Challenge
Copy out the listing that follows, exact in every word, and skip the images.

Dataset excerpt:
★ ★ ★ ★
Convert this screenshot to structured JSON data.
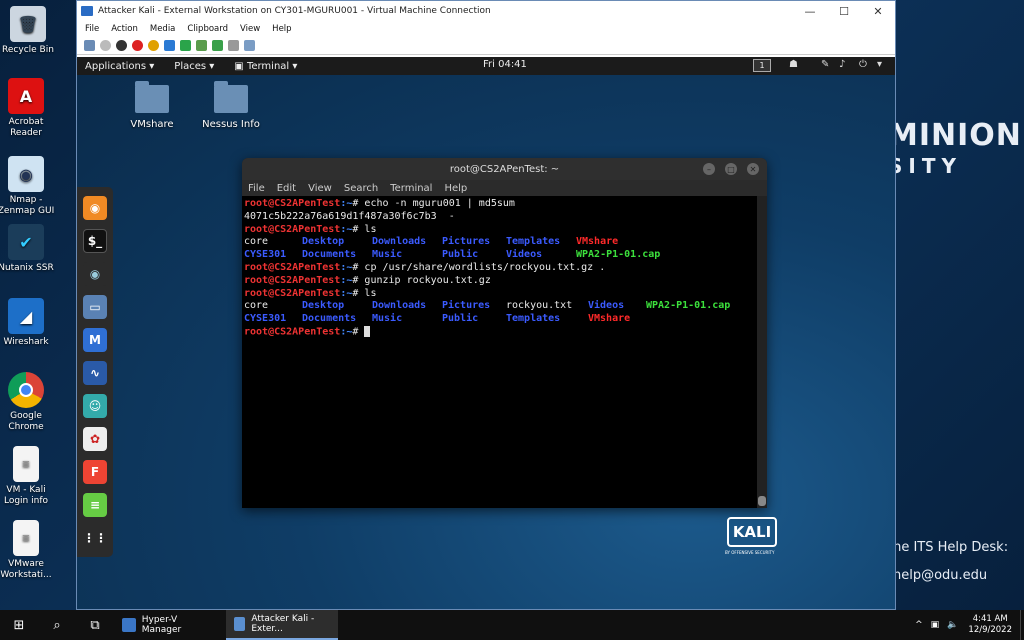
{
  "windows_desktop": {
    "icons": [
      {
        "label": "Recycle Bin"
      },
      {
        "label": "Acrobat Reader"
      },
      {
        "label": "Nmap - Zenmap GUI"
      },
      {
        "label": "Nutanix SSR"
      },
      {
        "label": "Wireshark"
      },
      {
        "label": "Google Chrome"
      },
      {
        "label": "VM - Kali Login info"
      },
      {
        "label": "VMware Workstati..."
      }
    ],
    "bg_text_1": "MINION",
    "bg_text_2": "SITY",
    "help_1": "the ITS Help Desk:",
    "help_2": "help@odu.edu"
  },
  "vm_window": {
    "title": "Attacker Kali - External Workstation on CY301-MGURU001 - Virtual Machine Connection",
    "menu": [
      "File",
      "Action",
      "Media",
      "Clipboard",
      "View",
      "Help"
    ],
    "controls": {
      "minimize": "—",
      "maximize": "☐",
      "close": "✕"
    }
  },
  "kali": {
    "topbar": {
      "applications": "Applications ▾",
      "places": "Places ▾",
      "terminal": "Terminal ▾",
      "clock": "Fri 04:41",
      "workspace": "1"
    },
    "desktop_icons": [
      {
        "label": "VMshare"
      },
      {
        "label": "Nessus Info"
      }
    ],
    "logo": "KALI",
    "logo_sub": "BY OFFENSIVE SECURITY"
  },
  "terminal": {
    "title": "root@CS2APenTest: ~",
    "menu": [
      "File",
      "Edit",
      "View",
      "Search",
      "Terminal",
      "Help"
    ],
    "prompt_user": "root@CS2APenTest",
    "prompt_path": ":~",
    "prompt_end": "# ",
    "cmd1": "echo -n mguru001 | md5sum",
    "out1": "4071c5b222a76a619d1f487a30f6c7b3  -",
    "cmd2": "ls",
    "ls1_row1": {
      "core": "core",
      "desktop": "Desktop",
      "downloads": "Downloads",
      "pictures": "Pictures",
      "templates": "Templates",
      "vmshare": "VMshare"
    },
    "ls1_row2": {
      "cyse": "CYSE301",
      "documents": "Documents",
      "music": "Music",
      "public": "Public",
      "videos": "Videos",
      "cap": "WPA2-P1-01.cap"
    },
    "cmd3": "cp /usr/share/wordlists/rockyou.txt.gz .",
    "cmd4": "gunzip rockyou.txt.gz",
    "cmd5": "ls",
    "ls2_row1": {
      "core": "core",
      "desktop": "Desktop",
      "downloads": "Downloads",
      "pictures": "Pictures",
      "rockyou": "rockyou.txt",
      "videos": "Videos",
      "cap": "WPA2-P1-01.cap"
    },
    "ls2_row2": {
      "cyse": "CYSE301",
      "documents": "Documents",
      "music": "Music",
      "public": "Public",
      "templates": "Templates",
      "vmshare": "VMshare"
    }
  },
  "taskbar": {
    "items": [
      {
        "label": "Hyper-V Manager"
      },
      {
        "label": "Attacker Kali - Exter..."
      }
    ],
    "time": "4:41 AM",
    "date": "12/9/2022"
  }
}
★ ★ ★ ★
Written response
Convert this screenshot to structured JSON data.
{
  "windows_desktop": {
    "icons": [
      {
        "label": "Recycle Bin"
      },
      {
        "label": "Acrobat Reader"
      },
      {
        "label": "Nmap - Zenmap GUI"
      },
      {
        "label": "Nutanix SSR"
      },
      {
        "label": "Wireshark"
      },
      {
        "label": "Google Chrome"
      },
      {
        "label": "VM - Kali Login info"
      },
      {
        "label": "VMware Workstati..."
      }
    ],
    "bg_text_1": "MINION",
    "bg_text_2": "SITY",
    "help_1": "the ITS Help Desk:",
    "help_2": "help@odu.edu"
  },
  "vm_window": {
    "title": "Attacker Kali - External Workstation on CY301-MGURU001 - Virtual Machine Connection",
    "menu": [
      "File",
      "Action",
      "Media",
      "Clipboard",
      "View",
      "Help"
    ],
    "controls": {
      "minimize": "—",
      "maximize": "☐",
      "close": "✕"
    }
  },
  "kali": {
    "topbar": {
      "applications": "Applications ▾",
      "places": "Places ▾",
      "terminal": "Terminal ▾",
      "clock": "Fri 04:41",
      "workspace": "1"
    },
    "desktop_icons": [
      {
        "label": "VMshare"
      },
      {
        "label": "Nessus Info"
      }
    ],
    "logo": "KALI",
    "logo_sub": "BY OFFENSIVE SECURITY"
  },
  "terminal": {
    "title": "root@CS2APenTest: ~",
    "menu": [
      "File",
      "Edit",
      "View",
      "Search",
      "Terminal",
      "Help"
    ],
    "prompt_user": "root@CS2APenTest",
    "prompt_path": ":~",
    "prompt_end": "# ",
    "cmd1": "echo -n mguru001 | md5sum",
    "out1": "4071c5b222a76a619d1f487a30f6c7b3  -",
    "cmd2": "ls",
    "ls1_row1": {
      "core": "core",
      "desktop": "Desktop",
      "downloads": "Downloads",
      "pictures": "Pictures",
      "templates": "Templates",
      "vmshare": "VMshare"
    },
    "ls1_row2": {
      "cyse": "CYSE301",
      "documents": "Documents",
      "music": "Music",
      "public": "Public",
      "videos": "Videos",
      "cap": "WPA2-P1-01.cap"
    },
    "cmd3": "cp /usr/share/wordlists/rockyou.txt.gz .",
    "cmd4": "gunzip rockyou.txt.gz",
    "cmd5": "ls",
    "ls2_row1": {
      "core": "core",
      "desktop": "Desktop",
      "downloads": "Downloads",
      "pictures": "Pictures",
      "rockyou": "rockyou.txt",
      "videos": "Videos",
      "cap": "WPA2-P1-01.cap"
    },
    "ls2_row2": {
      "cyse": "CYSE301",
      "documents": "Documents",
      "music": "Music",
      "public": "Public",
      "templates": "Templates",
      "vmshare": "VMshare"
    }
  },
  "taskbar": {
    "items": [
      {
        "label": "Hyper-V Manager"
      },
      {
        "label": "Attacker Kali - Exter..."
      }
    ],
    "time": "4:41 AM",
    "date": "12/9/2022"
  }
}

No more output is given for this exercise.